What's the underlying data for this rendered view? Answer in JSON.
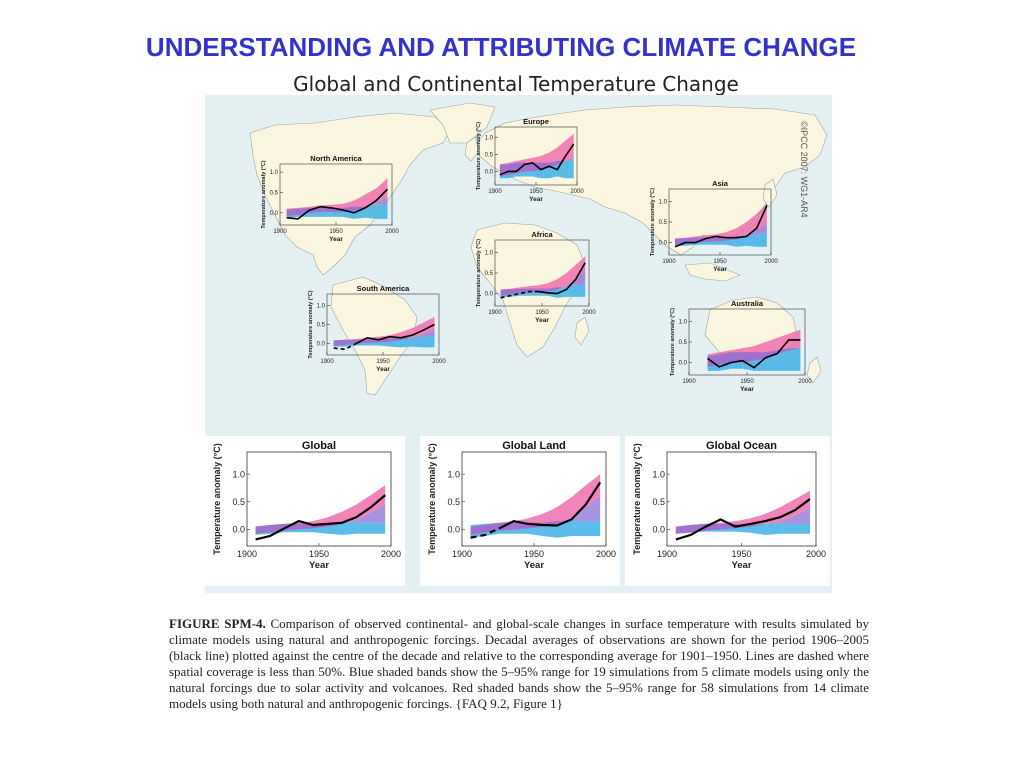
{
  "slide": {
    "title": "UNDERSTANDING AND ATTRIBUTING CLIMATE CHANGE",
    "figure_title": "Global and Continental Temperature Change",
    "copyright": "©IPCC  2007: WG1-AR4"
  },
  "caption": {
    "label": "FIGURE SPM-4.",
    "text": "Comparison of observed continental- and global-scale changes in surface temperature with results simulated by climate models using natural and anthropogenic forcings. Decadal averages of observations are shown for the period 1906–2005 (black line) plotted against the centre of the decade and relative to the corresponding average for 1901–1950. Lines are dashed where spatial coverage is less than 50%. Blue shaded bands show the 5–95% range for 19 simulations from 5 climate models using only the natural forcings due to solar activity and volcanoes. Red shaded bands show the 5–95% range for 58 simulations from 14 climate models using both natural and anthropogenic forcings.  {FAQ 9.2, Figure 1}"
  },
  "colors": {
    "ocean": "#e4f0f1",
    "land": "#fbf6df",
    "natural_band": "#3fb0e6",
    "anthro_band": "#ee6fae",
    "observed": "#000000",
    "title": "#3333cc"
  },
  "chart_data": [
    {
      "type": "line",
      "title": "North America",
      "xlabel": "Year",
      "ylabel": "Temperature anomaly (°C)",
      "xlim": [
        1900,
        2000
      ],
      "ylim": [
        -0.3,
        1.2
      ],
      "xticks": [
        "1900",
        "1950",
        "2000"
      ],
      "yticks": [
        "0.0",
        "0.5",
        "1.0"
      ],
      "x": [
        1906,
        1916,
        1926,
        1936,
        1946,
        1956,
        1966,
        1976,
        1986,
        1996
      ],
      "observed": [
        -0.12,
        -0.15,
        0.06,
        0.15,
        0.12,
        0.07,
        0.0,
        0.12,
        0.3,
        0.58
      ],
      "dashed_until": null,
      "natural_low": [
        -0.12,
        -0.1,
        -0.1,
        -0.1,
        -0.1,
        -0.1,
        -0.15,
        -0.12,
        -0.15,
        -0.15
      ],
      "natural_high": [
        0.08,
        0.1,
        0.12,
        0.12,
        0.12,
        0.12,
        0.15,
        0.15,
        0.2,
        0.2
      ],
      "anthro_low": [
        -0.08,
        -0.05,
        0.0,
        0.02,
        0.02,
        0.02,
        0.05,
        0.12,
        0.25,
        0.4
      ],
      "anthro_high": [
        0.1,
        0.12,
        0.15,
        0.18,
        0.2,
        0.22,
        0.3,
        0.45,
        0.6,
        0.85
      ]
    },
    {
      "type": "line",
      "title": "Europe",
      "xlabel": "Year",
      "ylabel": "Temperature anomaly (°C)",
      "xlim": [
        1900,
        2000
      ],
      "ylim": [
        -0.4,
        1.3
      ],
      "xticks": [
        "1900",
        "1950",
        "2000"
      ],
      "yticks": [
        "0.0",
        "0.5",
        "1.0"
      ],
      "x": [
        1906,
        1916,
        1926,
        1936,
        1946,
        1956,
        1966,
        1976,
        1986,
        1996
      ],
      "observed": [
        -0.1,
        0.0,
        0.0,
        0.2,
        0.25,
        0.05,
        0.15,
        0.05,
        0.45,
        0.8
      ],
      "dashed_until": null,
      "natural_low": [
        -0.2,
        -0.2,
        -0.15,
        -0.15,
        -0.15,
        -0.2,
        -0.2,
        -0.15,
        -0.2,
        -0.2
      ],
      "natural_high": [
        0.2,
        0.2,
        0.25,
        0.25,
        0.25,
        0.25,
        0.25,
        0.3,
        0.3,
        0.35
      ],
      "anthro_low": [
        -0.15,
        -0.1,
        -0.05,
        0.0,
        0.0,
        0.05,
        0.1,
        0.2,
        0.3,
        0.45
      ],
      "anthro_high": [
        0.2,
        0.25,
        0.3,
        0.35,
        0.4,
        0.45,
        0.55,
        0.7,
        0.9,
        1.1
      ]
    },
    {
      "type": "line",
      "title": "Asia",
      "xlabel": "Year",
      "ylabel": "Temperature anomaly (°C)",
      "xlim": [
        1900,
        2000
      ],
      "ylim": [
        -0.3,
        1.3
      ],
      "xticks": [
        "1900",
        "1950",
        "2000"
      ],
      "yticks": [
        "0.0",
        "0.5",
        "1.0"
      ],
      "x": [
        1906,
        1916,
        1926,
        1936,
        1946,
        1956,
        1966,
        1976,
        1986,
        1996
      ],
      "observed": [
        -0.1,
        0.0,
        0.0,
        0.1,
        0.15,
        0.12,
        0.12,
        0.15,
        0.35,
        0.9
      ],
      "dashed_until": null,
      "natural_low": [
        -0.08,
        -0.08,
        -0.05,
        -0.05,
        -0.05,
        -0.05,
        -0.1,
        -0.08,
        -0.1,
        -0.1
      ],
      "natural_high": [
        0.1,
        0.1,
        0.12,
        0.12,
        0.12,
        0.12,
        0.15,
        0.15,
        0.2,
        0.22
      ],
      "anthro_low": [
        -0.05,
        -0.02,
        0.0,
        0.02,
        0.03,
        0.05,
        0.08,
        0.15,
        0.3,
        0.45
      ],
      "anthro_high": [
        0.1,
        0.12,
        0.15,
        0.18,
        0.2,
        0.25,
        0.35,
        0.5,
        0.7,
        0.95
      ]
    },
    {
      "type": "line",
      "title": "Africa",
      "xlabel": "Year",
      "ylabel": "Temperature anomaly (°C)",
      "xlim": [
        1900,
        2000
      ],
      "ylim": [
        -0.3,
        1.3
      ],
      "xticks": [
        "1900",
        "1950",
        "2000"
      ],
      "yticks": [
        "0.0",
        "0.5",
        "1.0"
      ],
      "x": [
        1906,
        1916,
        1926,
        1936,
        1946,
        1956,
        1966,
        1976,
        1986,
        1996
      ],
      "observed": [
        -0.1,
        -0.05,
        0.0,
        0.05,
        0.05,
        0.02,
        0.0,
        0.1,
        0.35,
        0.75
      ],
      "dashed_until": 1946,
      "natural_low": [
        -0.08,
        -0.08,
        -0.05,
        -0.05,
        -0.05,
        -0.05,
        -0.1,
        -0.08,
        -0.08,
        -0.08
      ],
      "natural_high": [
        0.1,
        0.1,
        0.12,
        0.12,
        0.12,
        0.12,
        0.15,
        0.15,
        0.2,
        0.22
      ],
      "anthro_low": [
        -0.05,
        -0.02,
        0.0,
        0.02,
        0.03,
        0.05,
        0.1,
        0.2,
        0.35,
        0.55
      ],
      "anthro_high": [
        0.1,
        0.12,
        0.15,
        0.18,
        0.2,
        0.25,
        0.35,
        0.5,
        0.7,
        0.9
      ]
    },
    {
      "type": "line",
      "title": "South America",
      "xlabel": "Year",
      "ylabel": "Temperature anomaly (°C)",
      "xlim": [
        1900,
        2000
      ],
      "ylim": [
        -0.3,
        1.3
      ],
      "xticks": [
        "1900",
        "1950",
        "2000"
      ],
      "yticks": [
        "0.0",
        "0.5",
        "1.0"
      ],
      "x": [
        1906,
        1916,
        1926,
        1936,
        1946,
        1956,
        1966,
        1976,
        1986,
        1996
      ],
      "observed": [
        -0.12,
        -0.15,
        0.0,
        0.15,
        0.1,
        0.18,
        0.15,
        0.22,
        0.35,
        0.5
      ],
      "dashed_until": 1926,
      "natural_low": [
        -0.08,
        -0.08,
        -0.05,
        -0.05,
        -0.05,
        -0.08,
        -0.1,
        -0.08,
        -0.1,
        -0.1
      ],
      "natural_high": [
        0.08,
        0.1,
        0.1,
        0.1,
        0.12,
        0.12,
        0.15,
        0.15,
        0.18,
        0.2
      ],
      "anthro_low": [
        -0.05,
        -0.03,
        0.0,
        0.02,
        0.03,
        0.05,
        0.1,
        0.15,
        0.25,
        0.35
      ],
      "anthro_high": [
        0.08,
        0.1,
        0.12,
        0.15,
        0.18,
        0.22,
        0.3,
        0.4,
        0.55,
        0.7
      ]
    },
    {
      "type": "line",
      "title": "Australia",
      "xlabel": "Year",
      "ylabel": "Temperature anomaly (°C)",
      "xlim": [
        1900,
        2000
      ],
      "ylim": [
        -0.3,
        1.3
      ],
      "xticks": [
        "1900",
        "1950",
        "2000"
      ],
      "yticks": [
        "0.0",
        "0.5",
        "1.0"
      ],
      "x": [
        1916,
        1926,
        1936,
        1946,
        1956,
        1966,
        1976,
        1986,
        1996
      ],
      "observed": [
        0.1,
        -0.1,
        0.0,
        0.05,
        -0.12,
        0.12,
        0.22,
        0.55,
        0.55
      ],
      "dashed_until": null,
      "natural_low": [
        -0.2,
        -0.2,
        -0.15,
        -0.15,
        -0.2,
        -0.2,
        -0.2,
        -0.2,
        -0.2
      ],
      "natural_high": [
        0.15,
        0.2,
        0.25,
        0.25,
        0.25,
        0.25,
        0.3,
        0.35,
        0.35
      ],
      "anthro_low": [
        -0.1,
        -0.05,
        0.0,
        0.0,
        0.05,
        0.1,
        0.2,
        0.3,
        0.35
      ],
      "anthro_high": [
        0.2,
        0.25,
        0.3,
        0.35,
        0.4,
        0.5,
        0.6,
        0.7,
        0.8
      ]
    },
    {
      "type": "line",
      "title": "Global",
      "xlabel": "Year",
      "ylabel": "Temperature anomaly (°C)",
      "xlim": [
        1900,
        2000
      ],
      "ylim": [
        -0.3,
        1.4
      ],
      "xticks": [
        "1900",
        "1950",
        "2000"
      ],
      "yticks": [
        "0.0",
        "0.5",
        "1.0"
      ],
      "x": [
        1906,
        1916,
        1926,
        1936,
        1946,
        1956,
        1966,
        1976,
        1986,
        1996
      ],
      "observed": [
        -0.18,
        -0.12,
        0.02,
        0.15,
        0.08,
        0.1,
        0.12,
        0.22,
        0.4,
        0.62
      ],
      "dashed_until": null,
      "natural_low": [
        -0.1,
        -0.08,
        -0.05,
        -0.05,
        -0.05,
        -0.08,
        -0.1,
        -0.08,
        -0.08,
        -0.08
      ],
      "natural_high": [
        0.05,
        0.08,
        0.1,
        0.1,
        0.1,
        0.08,
        0.12,
        0.12,
        0.12,
        0.12
      ],
      "anthro_low": [
        -0.08,
        -0.05,
        -0.02,
        0.0,
        0.02,
        0.05,
        0.1,
        0.18,
        0.3,
        0.45
      ],
      "anthro_high": [
        0.05,
        0.08,
        0.1,
        0.12,
        0.15,
        0.22,
        0.32,
        0.45,
        0.62,
        0.8
      ]
    },
    {
      "type": "line",
      "title": "Global Land",
      "xlabel": "Year",
      "ylabel": "Temperature anomaly (°C)",
      "xlim": [
        1900,
        2000
      ],
      "ylim": [
        -0.3,
        1.4
      ],
      "xticks": [
        "1900",
        "1950",
        "2000"
      ],
      "yticks": [
        "0.0",
        "0.5",
        "1.0"
      ],
      "x": [
        1906,
        1916,
        1926,
        1936,
        1946,
        1956,
        1966,
        1976,
        1986,
        1996
      ],
      "observed": [
        -0.15,
        -0.1,
        0.02,
        0.15,
        0.1,
        0.08,
        0.07,
        0.18,
        0.45,
        0.85
      ],
      "dashed_until": 1926,
      "natural_low": [
        -0.15,
        -0.12,
        -0.08,
        -0.08,
        -0.08,
        -0.12,
        -0.15,
        -0.12,
        -0.12,
        -0.12
      ],
      "natural_high": [
        0.08,
        0.1,
        0.12,
        0.12,
        0.12,
        0.12,
        0.15,
        0.15,
        0.15,
        0.15
      ],
      "anthro_low": [
        -0.1,
        -0.05,
        -0.02,
        0.0,
        0.02,
        0.05,
        0.1,
        0.2,
        0.4,
        0.6
      ],
      "anthro_high": [
        0.05,
        0.08,
        0.12,
        0.15,
        0.2,
        0.28,
        0.4,
        0.58,
        0.8,
        1.0
      ]
    },
    {
      "type": "line",
      "title": "Global Ocean",
      "xlabel": "Year",
      "ylabel": "Temperature anomaly (°C)",
      "xlim": [
        1900,
        2000
      ],
      "ylim": [
        -0.3,
        1.4
      ],
      "xticks": [
        "1900",
        "1950",
        "2000"
      ],
      "yticks": [
        "0.0",
        "0.5",
        "1.0"
      ],
      "x": [
        1906,
        1916,
        1926,
        1936,
        1946,
        1956,
        1966,
        1976,
        1986,
        1996
      ],
      "observed": [
        -0.18,
        -0.1,
        0.05,
        0.18,
        0.05,
        0.1,
        0.15,
        0.22,
        0.35,
        0.55
      ],
      "dashed_until": null,
      "natural_low": [
        -0.08,
        -0.06,
        -0.04,
        -0.04,
        -0.04,
        -0.06,
        -0.1,
        -0.08,
        -0.08,
        -0.08
      ],
      "natural_high": [
        0.05,
        0.08,
        0.1,
        0.1,
        0.1,
        0.08,
        0.1,
        0.1,
        0.1,
        0.1
      ],
      "anthro_low": [
        -0.08,
        -0.05,
        -0.02,
        0.0,
        0.02,
        0.05,
        0.1,
        0.15,
        0.25,
        0.38
      ],
      "anthro_high": [
        0.05,
        0.08,
        0.1,
        0.12,
        0.15,
        0.2,
        0.28,
        0.4,
        0.55,
        0.7
      ]
    }
  ]
}
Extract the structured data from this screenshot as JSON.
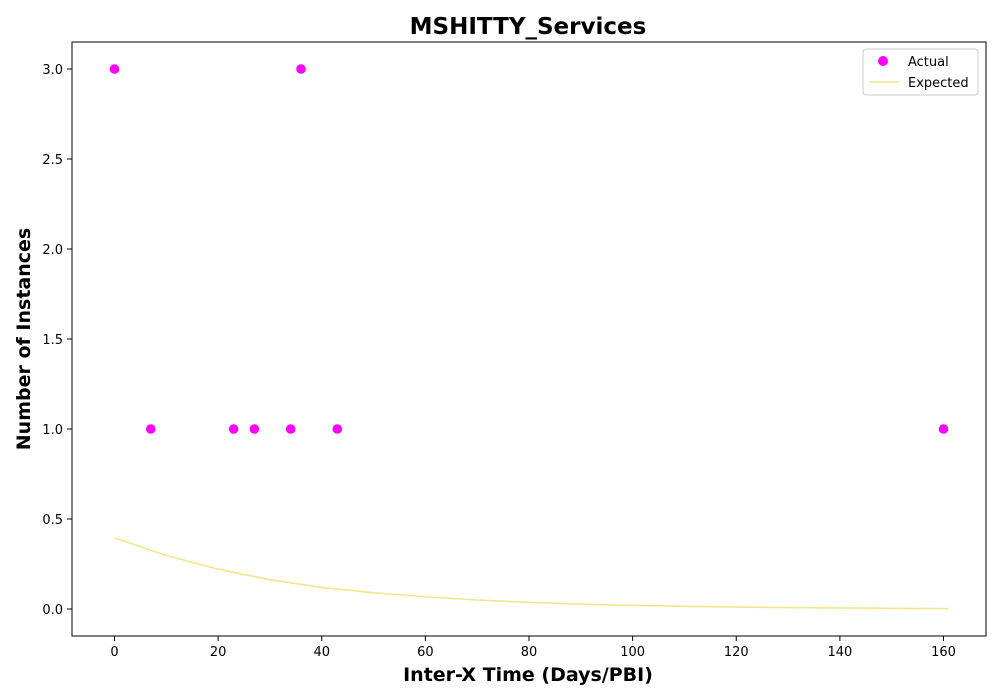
{
  "chart_data": {
    "type": "scatter",
    "title": "MSHITTY_Services",
    "xlabel": "Inter-X Time (Days/PBI)",
    "ylabel": "Number of Instances",
    "xlim": [
      -8.2,
      168.2
    ],
    "ylim": [
      -0.15,
      3.15
    ],
    "xticks": [
      0,
      20,
      40,
      60,
      80,
      100,
      120,
      140,
      160
    ],
    "yticks": [
      0.0,
      0.5,
      1.0,
      1.5,
      2.0,
      2.5,
      3.0
    ],
    "xtick_labels": [
      "0",
      "20",
      "40",
      "60",
      "80",
      "100",
      "120",
      "140",
      "160"
    ],
    "ytick_labels": [
      "0.0",
      "0.5",
      "1.0",
      "1.5",
      "2.0",
      "2.5",
      "3.0"
    ],
    "grid": false,
    "legend_position": "top-right",
    "series": [
      {
        "name": "Actual",
        "kind": "scatter",
        "color": "#ff00ff",
        "points": [
          [
            0,
            3
          ],
          [
            7,
            1
          ],
          [
            23,
            1
          ],
          [
            27,
            1
          ],
          [
            34,
            1
          ],
          [
            36,
            3
          ],
          [
            43,
            1
          ],
          [
            160,
            1
          ]
        ]
      },
      {
        "name": "Expected",
        "kind": "line",
        "color": "#f0e68c",
        "x": [
          0,
          10,
          20,
          30,
          40,
          50,
          60,
          70,
          80,
          90,
          100,
          110,
          120,
          130,
          140,
          150,
          161
        ],
        "y": [
          0.395,
          0.297,
          0.221,
          0.163,
          0.12,
          0.09,
          0.068,
          0.05,
          0.037,
          0.027,
          0.02,
          0.015,
          0.011,
          0.008,
          0.006,
          0.004,
          0.002
        ]
      }
    ]
  }
}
▬▬▬▬▬▬▬▬▬▬
Write out every line of the preceding listing that contains "this".

*TASK ANSWER:*
What's the underlying data for this rendered view? Answer in JSON.
Extract the structured data from this screenshot as JSON.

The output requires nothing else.